[Data entries for graphics]
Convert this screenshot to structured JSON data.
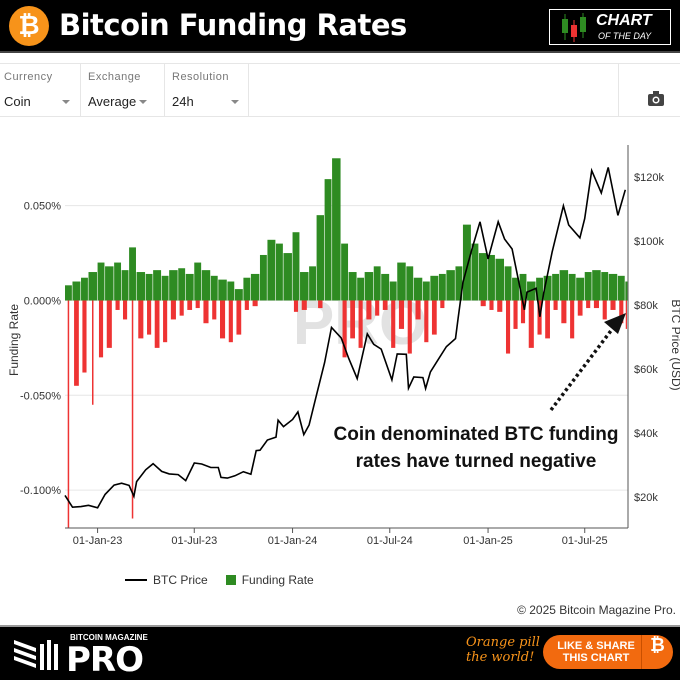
{
  "header": {
    "title": "Bitcoin Funding Rates",
    "logo_glyph": "₿",
    "badge_line1": "CHART",
    "badge_line2": "OF THE DAY"
  },
  "toolbar": {
    "selects": [
      {
        "label": "Currency",
        "value": "Coin"
      },
      {
        "label": "Exchange",
        "value": "Average"
      },
      {
        "label": "Resolution",
        "value": "24h"
      }
    ],
    "camera_icon": "camera-icon"
  },
  "legend": {
    "price": "BTC Price",
    "funding": "Funding Rate"
  },
  "copyright": "© 2025 Bitcoin Magazine Pro.",
  "footer": {
    "brand_top": "BITCOIN MAGAZINE",
    "brand": "PRO",
    "tagline_1": "Orange pill",
    "tagline_2": "the world!",
    "share_1": "LIKE & SHARE",
    "share_2": "THIS CHART",
    "share_glyph": "₿"
  },
  "colors": {
    "positive": "#2e8b22",
    "negative": "#ee3333",
    "price": "#000000",
    "accent": "#f7931a"
  },
  "chart_data": {
    "type": "bar+line",
    "ylabel": "Funding Rate",
    "y2label": "BTC Price (USD)",
    "xlim": [
      "2022-11-01",
      "2025-09-20"
    ],
    "ylim": [
      -0.12,
      0.082
    ],
    "y2lim": [
      10300,
      130000
    ],
    "x_ticks": [
      {
        "date": "2023-01-01",
        "label": "01-Jan-23"
      },
      {
        "date": "2023-07-01",
        "label": "01-Jul-23"
      },
      {
        "date": "2024-01-01",
        "label": "01-Jan-24"
      },
      {
        "date": "2024-07-01",
        "label": "01-Jul-24"
      },
      {
        "date": "2025-01-01",
        "label": "01-Jan-25"
      },
      {
        "date": "2025-07-01",
        "label": "01-Jul-25"
      }
    ],
    "y_ticks": [
      {
        "v": 0.05,
        "label": "0.050%"
      },
      {
        "v": 0,
        "label": "0.000%"
      },
      {
        "v": -0.05,
        "label": "-0.050%"
      },
      {
        "v": -0.1,
        "label": "-0.100%"
      }
    ],
    "y2_ticks": [
      {
        "v": 120000,
        "label": "$120k"
      },
      {
        "v": 100000,
        "label": "$100k"
      },
      {
        "v": 80000,
        "label": "$80k"
      },
      {
        "v": 60000,
        "label": "$60k"
      },
      {
        "v": 40000,
        "label": "$40k"
      },
      {
        "v": 20000,
        "label": "$20k"
      }
    ],
    "grid": true,
    "legend_position": "bottom",
    "annotation": {
      "line1": "Coin denominated BTC funding",
      "line2": "rates have turned negative"
    },
    "watermark": "PRO",
    "funding_rate_pct": [
      [
        "2022-11-01",
        0.008,
        -0.12
      ],
      [
        "2022-11-15",
        0.01,
        -0.045
      ],
      [
        "2022-12-01",
        0.012,
        -0.038
      ],
      [
        "2022-12-15",
        0.015,
        -0.055
      ],
      [
        "2023-01-01",
        0.02,
        -0.03
      ],
      [
        "2023-01-15",
        0.018,
        -0.025
      ],
      [
        "2023-02-01",
        0.02,
        -0.005
      ],
      [
        "2023-02-15",
        0.016,
        -0.01
      ],
      [
        "2023-03-01",
        0.028,
        -0.115
      ],
      [
        "2023-03-15",
        0.015,
        -0.02
      ],
      [
        "2023-04-01",
        0.014,
        -0.018
      ],
      [
        "2023-04-15",
        0.016,
        -0.025
      ],
      [
        "2023-05-01",
        0.013,
        -0.022
      ],
      [
        "2023-05-15",
        0.016,
        -0.01
      ],
      [
        "2023-06-01",
        0.017,
        -0.008
      ],
      [
        "2023-06-15",
        0.014,
        -0.005
      ],
      [
        "2023-07-01",
        0.02,
        -0.004
      ],
      [
        "2023-07-15",
        0.016,
        -0.012
      ],
      [
        "2023-08-01",
        0.013,
        -0.01
      ],
      [
        "2023-08-15",
        0.011,
        -0.02
      ],
      [
        "2023-09-01",
        0.01,
        -0.022
      ],
      [
        "2023-09-15",
        0.006,
        -0.018
      ],
      [
        "2023-10-01",
        0.012,
        -0.005
      ],
      [
        "2023-10-15",
        0.014,
        -0.003
      ],
      [
        "2023-11-01",
        0.024,
        0
      ],
      [
        "2023-11-15",
        0.032,
        0
      ],
      [
        "2023-12-01",
        0.03,
        0
      ],
      [
        "2023-12-15",
        0.025,
        0
      ],
      [
        "2024-01-01",
        0.036,
        -0.006
      ],
      [
        "2024-01-15",
        0.015,
        -0.005
      ],
      [
        "2024-02-01",
        0.018,
        0
      ],
      [
        "2024-02-15",
        0.045,
        -0.004
      ],
      [
        "2024-03-01",
        0.064,
        0
      ],
      [
        "2024-03-15",
        0.075,
        0
      ],
      [
        "2024-04-01",
        0.03,
        -0.03
      ],
      [
        "2024-04-15",
        0.015,
        -0.02
      ],
      [
        "2024-05-01",
        0.012,
        -0.025
      ],
      [
        "2024-05-15",
        0.015,
        -0.01
      ],
      [
        "2024-06-01",
        0.018,
        -0.008
      ],
      [
        "2024-06-15",
        0.014,
        -0.005
      ],
      [
        "2024-07-01",
        0.01,
        -0.025
      ],
      [
        "2024-07-15",
        0.02,
        -0.015
      ],
      [
        "2024-08-01",
        0.018,
        -0.028
      ],
      [
        "2024-08-15",
        0.012,
        -0.01
      ],
      [
        "2024-09-01",
        0.01,
        -0.022
      ],
      [
        "2024-09-15",
        0.013,
        -0.018
      ],
      [
        "2024-10-01",
        0.014,
        -0.004
      ],
      [
        "2024-10-15",
        0.016,
        0
      ],
      [
        "2024-11-01",
        0.018,
        0
      ],
      [
        "2024-11-15",
        0.04,
        0
      ],
      [
        "2024-12-01",
        0.03,
        0
      ],
      [
        "2024-12-15",
        0.025,
        -0.003
      ],
      [
        "2025-01-01",
        0.024,
        -0.005
      ],
      [
        "2025-01-15",
        0.022,
        -0.006
      ],
      [
        "2025-02-01",
        0.018,
        -0.028
      ],
      [
        "2025-02-15",
        0.012,
        -0.015
      ],
      [
        "2025-03-01",
        0.014,
        -0.012
      ],
      [
        "2025-03-15",
        0.01,
        -0.025
      ],
      [
        "2025-04-01",
        0.012,
        -0.018
      ],
      [
        "2025-04-15",
        0.013,
        -0.02
      ],
      [
        "2025-05-01",
        0.014,
        -0.005
      ],
      [
        "2025-05-15",
        0.016,
        -0.012
      ],
      [
        "2025-06-01",
        0.014,
        -0.02
      ],
      [
        "2025-06-15",
        0.012,
        -0.008
      ],
      [
        "2025-07-01",
        0.015,
        -0.004
      ],
      [
        "2025-07-15",
        0.016,
        -0.004
      ],
      [
        "2025-08-01",
        0.015,
        -0.01
      ],
      [
        "2025-08-15",
        0.014,
        -0.005
      ],
      [
        "2025-09-01",
        0.013,
        -0.012
      ],
      [
        "2025-09-15",
        0.01,
        -0.015
      ]
    ],
    "btc_price": [
      [
        "2022-11-01",
        20500
      ],
      [
        "2022-11-15",
        16800
      ],
      [
        "2022-12-01",
        17000
      ],
      [
        "2022-12-15",
        17400
      ],
      [
        "2023-01-01",
        16600
      ],
      [
        "2023-01-15",
        20800
      ],
      [
        "2023-02-01",
        23700
      ],
      [
        "2023-02-15",
        24300
      ],
      [
        "2023-03-01",
        23600
      ],
      [
        "2023-03-10",
        20200
      ],
      [
        "2023-03-15",
        24800
      ],
      [
        "2023-04-01",
        28500
      ],
      [
        "2023-04-15",
        30400
      ],
      [
        "2023-05-01",
        28000
      ],
      [
        "2023-05-15",
        27200
      ],
      [
        "2023-06-01",
        27000
      ],
      [
        "2023-06-15",
        25100
      ],
      [
        "2023-07-01",
        30600
      ],
      [
        "2023-07-15",
        30300
      ],
      [
        "2023-08-01",
        29200
      ],
      [
        "2023-08-15",
        29200
      ],
      [
        "2023-08-20",
        26100
      ],
      [
        "2023-09-01",
        25900
      ],
      [
        "2023-09-15",
        26600
      ],
      [
        "2023-10-01",
        27900
      ],
      [
        "2023-10-15",
        27100
      ],
      [
        "2023-10-25",
        34500
      ],
      [
        "2023-11-01",
        34600
      ],
      [
        "2023-11-15",
        37800
      ],
      [
        "2023-12-01",
        38700
      ],
      [
        "2023-12-05",
        44000
      ],
      [
        "2023-12-15",
        42000
      ],
      [
        "2024-01-01",
        44200
      ],
      [
        "2024-01-11",
        46600
      ],
      [
        "2024-01-22",
        39500
      ],
      [
        "2024-02-01",
        42500
      ],
      [
        "2024-02-15",
        52000
      ],
      [
        "2024-03-01",
        62000
      ],
      [
        "2024-03-14",
        73000
      ],
      [
        "2024-04-01",
        69700
      ],
      [
        "2024-04-15",
        63400
      ],
      [
        "2024-05-01",
        57000
      ],
      [
        "2024-05-20",
        71000
      ],
      [
        "2024-06-01",
        67700
      ],
      [
        "2024-06-15",
        66200
      ],
      [
        "2024-07-05",
        56600
      ],
      [
        "2024-07-15",
        64700
      ],
      [
        "2024-08-01",
        64600
      ],
      [
        "2024-08-05",
        54000
      ],
      [
        "2024-08-15",
        57500
      ],
      [
        "2024-09-01",
        57300
      ],
      [
        "2024-09-06",
        53900
      ],
      [
        "2024-09-15",
        59100
      ],
      [
        "2024-10-01",
        63300
      ],
      [
        "2024-10-15",
        67000
      ],
      [
        "2024-11-01",
        69500
      ],
      [
        "2024-11-06",
        75800
      ],
      [
        "2024-11-15",
        87000
      ],
      [
        "2024-12-01",
        97000
      ],
      [
        "2024-12-17",
        106000
      ],
      [
        "2025-01-01",
        94400
      ],
      [
        "2025-01-20",
        106000
      ],
      [
        "2025-02-01",
        100600
      ],
      [
        "2025-02-15",
        97500
      ],
      [
        "2025-03-01",
        86000
      ],
      [
        "2025-03-10",
        78500
      ],
      [
        "2025-03-15",
        84000
      ],
      [
        "2025-04-01",
        85200
      ],
      [
        "2025-04-08",
        76300
      ],
      [
        "2025-04-15",
        83600
      ],
      [
        "2025-05-01",
        96500
      ],
      [
        "2025-05-22",
        111000
      ],
      [
        "2025-06-01",
        105000
      ],
      [
        "2025-06-22",
        101000
      ],
      [
        "2025-07-01",
        107000
      ],
      [
        "2025-07-14",
        122000
      ],
      [
        "2025-08-01",
        115000
      ],
      [
        "2025-08-14",
        123000
      ],
      [
        "2025-09-01",
        108000
      ],
      [
        "2025-09-15",
        116000
      ]
    ]
  }
}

### Written instruction
Using the listing above, return all lines where the word "negative" occurs.

### Task answer
    "negative": "#ee3333",
      "line2": "rates have turned negative"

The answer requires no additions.